··· Dataset
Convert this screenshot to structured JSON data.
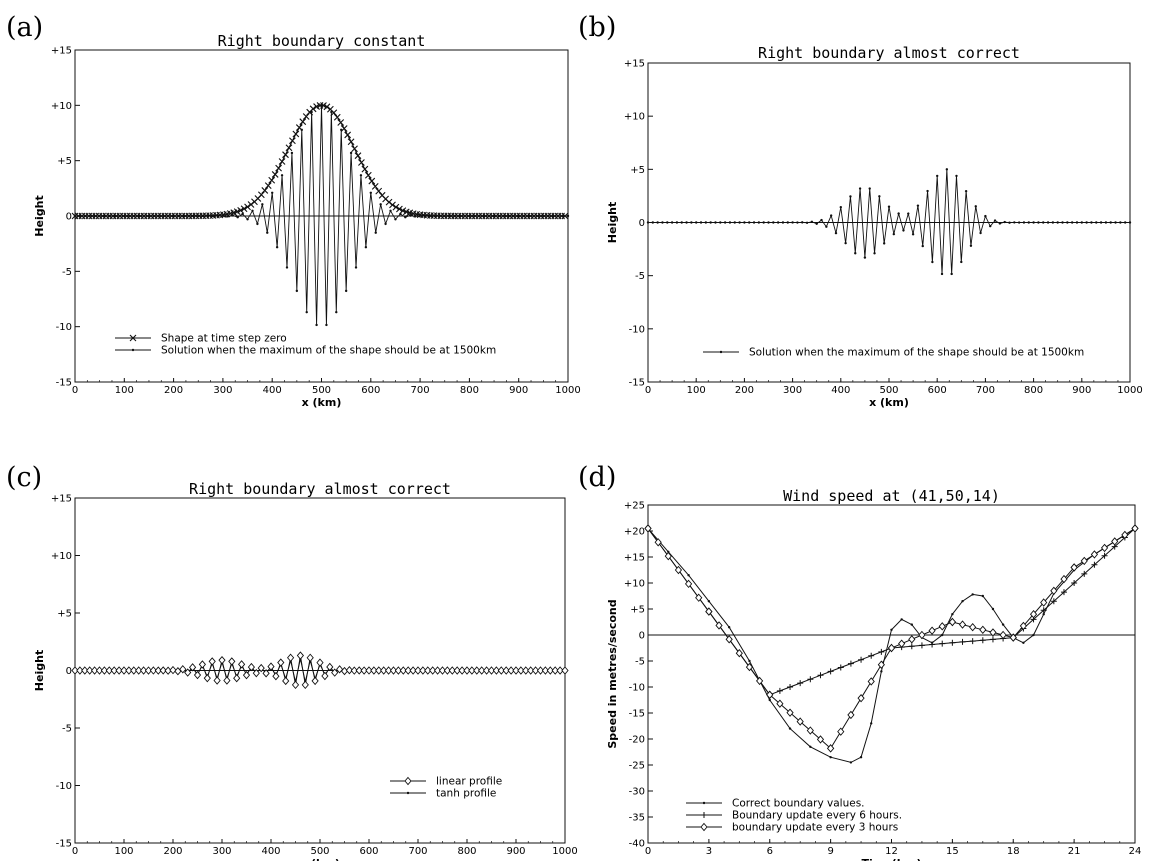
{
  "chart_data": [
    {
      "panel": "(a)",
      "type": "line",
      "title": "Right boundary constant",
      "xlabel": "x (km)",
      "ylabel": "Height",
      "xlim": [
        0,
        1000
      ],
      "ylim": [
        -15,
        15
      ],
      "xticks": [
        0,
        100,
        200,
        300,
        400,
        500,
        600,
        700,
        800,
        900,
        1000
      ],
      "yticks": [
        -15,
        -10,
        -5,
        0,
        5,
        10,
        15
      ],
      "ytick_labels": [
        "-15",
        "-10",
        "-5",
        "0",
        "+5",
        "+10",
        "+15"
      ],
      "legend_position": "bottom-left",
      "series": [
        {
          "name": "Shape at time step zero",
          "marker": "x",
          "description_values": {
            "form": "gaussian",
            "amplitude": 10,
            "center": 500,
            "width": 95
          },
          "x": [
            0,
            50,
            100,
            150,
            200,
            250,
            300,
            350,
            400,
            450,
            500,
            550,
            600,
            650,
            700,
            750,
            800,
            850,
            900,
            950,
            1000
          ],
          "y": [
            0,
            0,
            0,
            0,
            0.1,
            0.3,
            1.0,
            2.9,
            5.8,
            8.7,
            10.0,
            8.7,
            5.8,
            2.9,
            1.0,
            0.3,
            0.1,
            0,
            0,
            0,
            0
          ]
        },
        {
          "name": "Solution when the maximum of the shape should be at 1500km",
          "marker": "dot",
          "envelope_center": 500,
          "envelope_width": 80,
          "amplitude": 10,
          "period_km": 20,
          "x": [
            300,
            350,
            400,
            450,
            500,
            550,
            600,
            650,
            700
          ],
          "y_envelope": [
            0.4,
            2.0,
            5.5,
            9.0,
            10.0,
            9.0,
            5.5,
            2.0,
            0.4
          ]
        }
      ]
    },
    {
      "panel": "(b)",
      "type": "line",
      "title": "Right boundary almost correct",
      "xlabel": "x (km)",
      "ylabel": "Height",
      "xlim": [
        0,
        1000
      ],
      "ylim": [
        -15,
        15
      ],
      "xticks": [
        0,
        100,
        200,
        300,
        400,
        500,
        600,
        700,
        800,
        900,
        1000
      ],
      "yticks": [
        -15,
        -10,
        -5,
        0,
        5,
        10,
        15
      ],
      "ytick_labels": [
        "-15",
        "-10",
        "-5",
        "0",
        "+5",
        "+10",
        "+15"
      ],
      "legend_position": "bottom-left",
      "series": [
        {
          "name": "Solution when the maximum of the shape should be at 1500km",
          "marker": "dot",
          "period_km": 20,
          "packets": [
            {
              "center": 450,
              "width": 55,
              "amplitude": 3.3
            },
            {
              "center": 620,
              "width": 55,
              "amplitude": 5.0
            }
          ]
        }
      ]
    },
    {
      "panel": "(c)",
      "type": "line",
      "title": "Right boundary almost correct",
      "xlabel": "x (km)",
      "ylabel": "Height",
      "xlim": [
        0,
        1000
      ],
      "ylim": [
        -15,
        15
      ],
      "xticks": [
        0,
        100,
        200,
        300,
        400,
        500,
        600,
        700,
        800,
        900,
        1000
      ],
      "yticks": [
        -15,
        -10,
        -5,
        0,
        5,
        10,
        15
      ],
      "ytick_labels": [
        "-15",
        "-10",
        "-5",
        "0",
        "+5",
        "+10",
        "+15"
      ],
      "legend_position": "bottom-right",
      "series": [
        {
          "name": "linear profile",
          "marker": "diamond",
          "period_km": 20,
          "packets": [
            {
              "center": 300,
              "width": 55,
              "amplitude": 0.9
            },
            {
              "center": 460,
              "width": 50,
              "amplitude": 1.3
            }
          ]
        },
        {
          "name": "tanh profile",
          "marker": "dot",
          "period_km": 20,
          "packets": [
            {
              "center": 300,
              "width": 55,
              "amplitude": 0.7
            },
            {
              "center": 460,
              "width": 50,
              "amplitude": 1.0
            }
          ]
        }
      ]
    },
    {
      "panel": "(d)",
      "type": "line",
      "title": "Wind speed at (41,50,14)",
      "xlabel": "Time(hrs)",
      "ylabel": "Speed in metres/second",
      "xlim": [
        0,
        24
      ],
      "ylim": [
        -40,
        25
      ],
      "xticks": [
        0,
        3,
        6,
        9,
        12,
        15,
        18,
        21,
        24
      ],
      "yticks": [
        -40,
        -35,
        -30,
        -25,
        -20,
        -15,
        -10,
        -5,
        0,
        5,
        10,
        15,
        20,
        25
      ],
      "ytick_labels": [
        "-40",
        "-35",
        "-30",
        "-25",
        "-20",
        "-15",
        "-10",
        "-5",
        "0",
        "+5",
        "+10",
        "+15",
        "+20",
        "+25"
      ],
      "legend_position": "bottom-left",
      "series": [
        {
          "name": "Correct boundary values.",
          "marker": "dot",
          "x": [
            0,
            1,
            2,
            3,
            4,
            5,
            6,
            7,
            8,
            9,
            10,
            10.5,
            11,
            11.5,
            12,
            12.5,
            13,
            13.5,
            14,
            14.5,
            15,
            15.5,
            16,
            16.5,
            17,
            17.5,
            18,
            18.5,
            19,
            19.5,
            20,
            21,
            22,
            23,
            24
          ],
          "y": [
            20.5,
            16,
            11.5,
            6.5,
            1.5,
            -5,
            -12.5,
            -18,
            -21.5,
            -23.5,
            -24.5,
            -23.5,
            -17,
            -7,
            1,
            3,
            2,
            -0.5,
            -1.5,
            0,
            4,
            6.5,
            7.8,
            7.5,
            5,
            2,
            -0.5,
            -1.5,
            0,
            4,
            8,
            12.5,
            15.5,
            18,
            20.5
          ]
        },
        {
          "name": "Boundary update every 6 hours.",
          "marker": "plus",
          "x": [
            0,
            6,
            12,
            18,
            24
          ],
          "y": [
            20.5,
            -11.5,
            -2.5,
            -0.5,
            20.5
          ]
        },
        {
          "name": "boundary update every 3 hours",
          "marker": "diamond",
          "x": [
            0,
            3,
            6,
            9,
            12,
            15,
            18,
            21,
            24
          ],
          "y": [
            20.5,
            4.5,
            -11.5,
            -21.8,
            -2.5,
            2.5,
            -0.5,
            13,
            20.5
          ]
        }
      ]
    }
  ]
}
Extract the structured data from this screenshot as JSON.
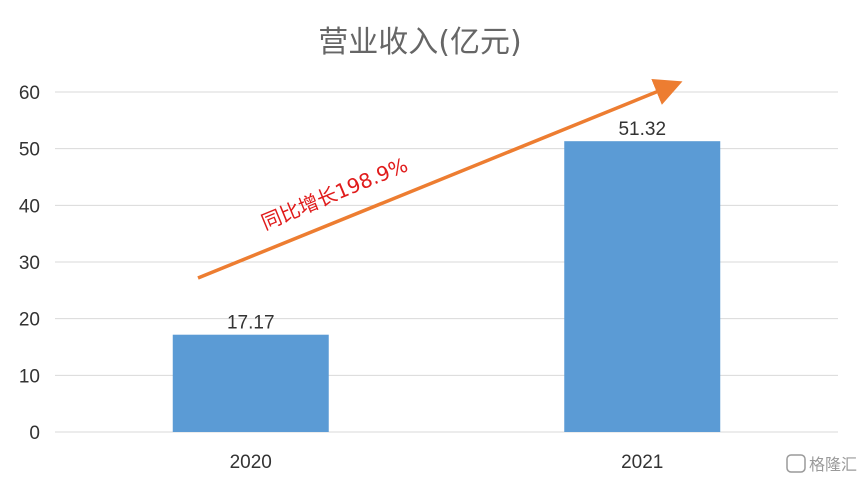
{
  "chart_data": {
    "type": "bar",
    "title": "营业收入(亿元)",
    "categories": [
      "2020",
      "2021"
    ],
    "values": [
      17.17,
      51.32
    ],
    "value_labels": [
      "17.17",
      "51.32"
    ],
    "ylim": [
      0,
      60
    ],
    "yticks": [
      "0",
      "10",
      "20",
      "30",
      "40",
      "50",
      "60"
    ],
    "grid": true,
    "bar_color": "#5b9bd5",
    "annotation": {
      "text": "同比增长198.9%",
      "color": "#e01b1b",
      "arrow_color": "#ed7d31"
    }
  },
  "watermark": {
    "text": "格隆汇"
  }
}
······
● **Job**: Find the lines above that include the string "JSON" and copy them.

● **In response**:
Convert this screenshot to structured JSON data.
Extract the structured data from this screenshot as JSON.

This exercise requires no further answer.